*Instruction*. The records below need retyping in full; give them again exactly.

[Data items]

┄┄┄┄┄┄┄┄┄┄

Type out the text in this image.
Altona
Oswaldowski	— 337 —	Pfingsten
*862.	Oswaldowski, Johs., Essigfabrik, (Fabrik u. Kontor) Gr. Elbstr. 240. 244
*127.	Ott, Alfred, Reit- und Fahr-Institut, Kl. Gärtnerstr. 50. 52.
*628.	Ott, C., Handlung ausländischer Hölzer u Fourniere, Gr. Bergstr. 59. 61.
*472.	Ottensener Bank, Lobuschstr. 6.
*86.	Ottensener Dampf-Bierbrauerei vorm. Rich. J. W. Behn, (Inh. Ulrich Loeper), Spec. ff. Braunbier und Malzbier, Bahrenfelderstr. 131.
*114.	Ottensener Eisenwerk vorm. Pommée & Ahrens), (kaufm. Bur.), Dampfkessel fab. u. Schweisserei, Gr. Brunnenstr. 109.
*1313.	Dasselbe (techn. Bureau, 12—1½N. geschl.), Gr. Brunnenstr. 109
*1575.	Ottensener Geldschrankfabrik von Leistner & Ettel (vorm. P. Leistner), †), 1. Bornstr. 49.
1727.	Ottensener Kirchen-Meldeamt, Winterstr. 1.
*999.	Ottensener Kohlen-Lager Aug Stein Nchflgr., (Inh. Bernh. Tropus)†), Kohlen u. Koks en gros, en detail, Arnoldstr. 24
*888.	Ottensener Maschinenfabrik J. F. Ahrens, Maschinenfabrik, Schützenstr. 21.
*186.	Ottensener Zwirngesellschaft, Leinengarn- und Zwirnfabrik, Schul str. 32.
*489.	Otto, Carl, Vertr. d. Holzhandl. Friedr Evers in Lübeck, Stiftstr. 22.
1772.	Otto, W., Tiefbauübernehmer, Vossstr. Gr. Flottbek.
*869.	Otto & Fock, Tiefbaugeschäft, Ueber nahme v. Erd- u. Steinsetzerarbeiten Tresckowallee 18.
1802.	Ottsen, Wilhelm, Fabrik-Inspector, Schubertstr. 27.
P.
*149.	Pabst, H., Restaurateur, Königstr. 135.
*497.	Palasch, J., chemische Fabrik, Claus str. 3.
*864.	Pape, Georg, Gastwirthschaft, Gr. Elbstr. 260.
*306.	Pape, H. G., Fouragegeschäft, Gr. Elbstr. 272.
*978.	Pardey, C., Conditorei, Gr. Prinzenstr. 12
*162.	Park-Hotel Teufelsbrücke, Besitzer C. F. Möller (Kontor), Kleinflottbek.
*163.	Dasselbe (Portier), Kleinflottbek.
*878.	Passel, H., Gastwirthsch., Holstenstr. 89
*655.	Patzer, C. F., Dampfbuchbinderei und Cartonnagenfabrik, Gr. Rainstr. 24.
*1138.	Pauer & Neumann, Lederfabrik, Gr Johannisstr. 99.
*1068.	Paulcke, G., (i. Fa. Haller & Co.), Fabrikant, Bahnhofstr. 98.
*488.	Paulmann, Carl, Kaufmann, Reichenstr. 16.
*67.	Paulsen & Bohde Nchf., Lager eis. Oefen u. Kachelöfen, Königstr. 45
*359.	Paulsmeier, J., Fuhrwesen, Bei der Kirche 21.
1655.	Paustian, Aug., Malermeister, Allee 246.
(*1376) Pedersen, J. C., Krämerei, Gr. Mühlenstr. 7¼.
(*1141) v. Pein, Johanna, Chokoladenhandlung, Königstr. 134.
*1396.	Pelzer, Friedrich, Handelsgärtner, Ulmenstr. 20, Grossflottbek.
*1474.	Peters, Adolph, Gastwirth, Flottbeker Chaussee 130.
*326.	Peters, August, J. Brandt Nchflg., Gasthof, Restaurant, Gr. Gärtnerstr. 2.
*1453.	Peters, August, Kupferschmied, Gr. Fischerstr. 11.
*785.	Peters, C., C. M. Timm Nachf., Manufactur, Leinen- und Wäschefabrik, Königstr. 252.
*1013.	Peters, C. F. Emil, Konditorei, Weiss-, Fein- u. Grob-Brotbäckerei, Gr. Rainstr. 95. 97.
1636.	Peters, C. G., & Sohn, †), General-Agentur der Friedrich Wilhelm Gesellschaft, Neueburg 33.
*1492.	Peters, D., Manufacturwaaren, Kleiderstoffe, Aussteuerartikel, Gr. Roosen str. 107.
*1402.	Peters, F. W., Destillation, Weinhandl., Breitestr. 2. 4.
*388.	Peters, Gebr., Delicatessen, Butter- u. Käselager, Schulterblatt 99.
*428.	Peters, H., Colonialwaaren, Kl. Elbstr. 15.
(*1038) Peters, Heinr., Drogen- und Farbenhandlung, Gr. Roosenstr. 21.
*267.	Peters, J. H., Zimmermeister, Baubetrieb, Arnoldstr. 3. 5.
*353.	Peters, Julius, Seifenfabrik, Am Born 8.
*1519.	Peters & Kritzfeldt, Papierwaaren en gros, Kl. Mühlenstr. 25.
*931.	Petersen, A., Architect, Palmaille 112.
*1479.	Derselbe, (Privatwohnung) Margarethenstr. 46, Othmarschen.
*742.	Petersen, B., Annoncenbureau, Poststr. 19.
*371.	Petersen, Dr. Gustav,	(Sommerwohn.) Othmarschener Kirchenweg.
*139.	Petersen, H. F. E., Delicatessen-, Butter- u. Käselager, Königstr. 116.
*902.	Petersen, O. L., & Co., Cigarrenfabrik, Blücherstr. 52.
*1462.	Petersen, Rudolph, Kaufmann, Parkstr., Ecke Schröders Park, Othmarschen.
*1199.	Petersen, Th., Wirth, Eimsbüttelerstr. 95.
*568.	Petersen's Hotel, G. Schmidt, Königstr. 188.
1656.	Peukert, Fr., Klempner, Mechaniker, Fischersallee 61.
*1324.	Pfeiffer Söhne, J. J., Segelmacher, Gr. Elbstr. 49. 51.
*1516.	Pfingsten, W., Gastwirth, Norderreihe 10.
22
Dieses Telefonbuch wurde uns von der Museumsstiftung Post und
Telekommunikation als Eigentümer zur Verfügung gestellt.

┄┄┄┄┄┄┄┄┄┄

*Reply*.
Type out the text in this image.
Altona
Oswaldowski	— 337 —	Pfingsten
*862.	Oswaldowski, Johs., Essigfabrik, (Fabrik u. Kontor) Gr. Elbstr. 240. 244
*127.	Ott, Alfred, Reit- und Fahr-Institut, Kl. Gärtnerstr. 50. 52.
*628.	Ott, C., Handlung ausländischer Hölzer u Fourniere, Gr. Bergstr. 59. 61.
*472.	Ottensener Bank, Lobuschstr. 6.
*86.	Ottensener Dampf-Bierbrauerei vorm. Rich. J. W. Behn, (Inh. Ulrich Loeper), Spec. ff. Braunbier und Malzbier, Bahrenfelderstr. 131.
*114.	Ottensener Eisenwerk vorm. Pommée & Ahrens), (kaufm. Bur.), Dampfkessel fab. u. Schweisserei, Gr. Brunnenstr. 109.
*1313.	Dasselbe (techn. Bureau, 12—1½N. geschl.), Gr. Brunnenstr. 109
*1575.	Ottensener Geldschrankfabrik von Leistner & Ettel (vorm. P. Leistner), †), 1. Bornstr. 49.
1727.	Ottensener Kirchen-Meldeamt, Winterstr. 1.
*999.	Ottensener Kohlen-Lager Aug Stein Nchflgr., (Inh. Bernh. Tropus)†), Kohlen u. Koks en gros, en detail, Arnoldstr. 24
*888.	Ottensener Maschinenfabrik J. F. Ahrens, Maschinenfabrik, Schützenstr. 21.
*186.	Ottensener Zwirngesellschaft, Leinengarn- und Zwirnfabrik, Schul str. 32.
*489.	Otto, Carl, Vertr. d. Holzhandl. Friedr Evers in Lübeck, Stiftstr. 22.
1772.	Otto, W., Tiefbauübernehmer, Vossstr. Gr. Flottbek.
*869.	Otto & Fock, Tiefbaugeschäft, Ueber nahme v. Erd- u. Steinsetzerarbeiten Tresckowallee 18.
1802.	Ottsen, Wilhelm, Fabrik-Inspector, Schubertstr. 27.
P.
*149.	Pabst, H., Restaurateur, Königstr. 135.
*497.	Palasch, J., chemische Fabrik, Claus str. 3.
*864.	Pape, Georg, Gastwirthschaft, Gr. Elbstr. 260.
*306.	Pape, H. G., Fouragegeschäft, Gr. Elbstr. 272.
*978.	Pardey, C., Conditorei, Gr. Prinzenstr. 12
*162.	Park-Hotel Teufelsbrücke, Besitzer C. F. Möller (Kontor), Kleinflottbek.
*163.	Dasselbe (Portier), Kleinflottbek.
*878.	Passel, H., Gastwirthsch., Holstenstr. 89
*655.	Patzer, C. F., Dampfbuchbinderei und Cartonnagenfabrik, Gr. Rainstr. 24.
*1138.	Pauer & Neumann, Lederfabrik, Gr Johannisstr. 99.
*1068.	Paulcke, G., (i. Fa. Haller & Co.), Fabrikant, Bahnhofstr. 98.
*488.	Paulmann, Carl, Kaufmann, Reichenstr. 16.
*67.	Paulsen & Bohde Nchf., Lager eis. Oefen u. Kachelöfen, Königstr. 45
*359.	Paulsmeier, J., Fuhrwesen, Bei der Kirche 21.
1655.	Paustian, Aug., Malermeister, Allee 246.
(*1376) Pedersen, J. C., Krämerei, Gr. Mühlenstr. 7¼.
(*1141) v. Pein, Johanna, Chokoladenhandlung, Königstr. 134.
*1396.	Pelzer, Friedrich, Handelsgärtner, Ulmenstr. 20, Grossflottbek.
*1474.	Peters, Adolph, Gastwirth, Flottbeker Chaussee 130.
*326.	Peters, August, J. Brandt Nchflg., Gasthof, Restaurant, Gr. Gärtnerstr. 2.
*1453.	Peters, August, Kupferschmied, Gr. Fischerstr. 11.
*785.	Peters, C., C. M. Timm Nachf., Manufactur, Leinen- und Wäschefabrik, Königstr. 252.
*1013.	Peters, C. F. Emil, Konditorei, Weiss-, Fein- u. Grob-Brotbäckerei, Gr. Rainstr. 95. 97.
1636.	Peters, C. G., & Sohn, †), General-Agentur der Friedrich Wilhelm Gesellschaft, Neueburg 33.
*1492.	Peters, D., Manufacturwaaren, Kleiderstoffe, Aussteuerartikel, Gr. Roosen str. 107.
*1402.	Peters, F. W., Destillation, Weinhandl., Breitestr. 2. 4.
*388.	Peters, Gebr., Delicatessen, Butter- u. Käselager, Schulterblatt 99.
*428.	Peters, H., Colonialwaaren, Kl. Elbstr. 15.
(*1038) Peters, Heinr., Drogen- und Farbenhandlung, Gr. Roosenstr. 21.
*267.	Peters, J. H., Zimmermeister, Baubetrieb, Arnoldstr. 3. 5.
*353.	Peters, Julius, Seifenfabrik, Am Born 8.
*1519.	Peters & Kritzfeldt, Papierwaaren en gros, Kl. Mühlenstr. 25.
*931.	Petersen, A., Architect, Palmaille 112.
*1479.	Derselbe, (Privatwohnung) Margarethenstr. 46, Othmarschen.
*742.	Petersen, B., Annoncenbureau, Poststr. 19.
*371.	Petersen, Dr. Gustav,	(Sommerwohn.) Othmarschener Kirchenweg.
*139.	Petersen, H. F. E., Delicatessen-, Butter- u. Käselager, Königstr. 116.
*902.	Petersen, O. L., & Co., Cigarrenfabrik, Blücherstr. 52.
*1462.	Petersen, Rudolph, Kaufmann, Parkstr., Ecke Schröders Park, Othmarschen.
*1199.	Petersen, Th., Wirth, Eimsbüttelerstr. 95.
*568.	Petersen's Hotel, G. Schmidt, Königstr. 188.
1656.	Peukert, Fr., Klempner, Mechaniker, Fischersallee 61.
*1324.	Pfeiffer Söhne, J. J., Segelmacher, Gr. Elbstr. 49. 51.
*1516.	Pfingsten, W., Gastwirth, Norderreihe 10.
22
Dieses Telefonbuch wurde uns von der Museumsstiftung Post und
Telekommunikation als Eigentümer zur Verfügung gestellt.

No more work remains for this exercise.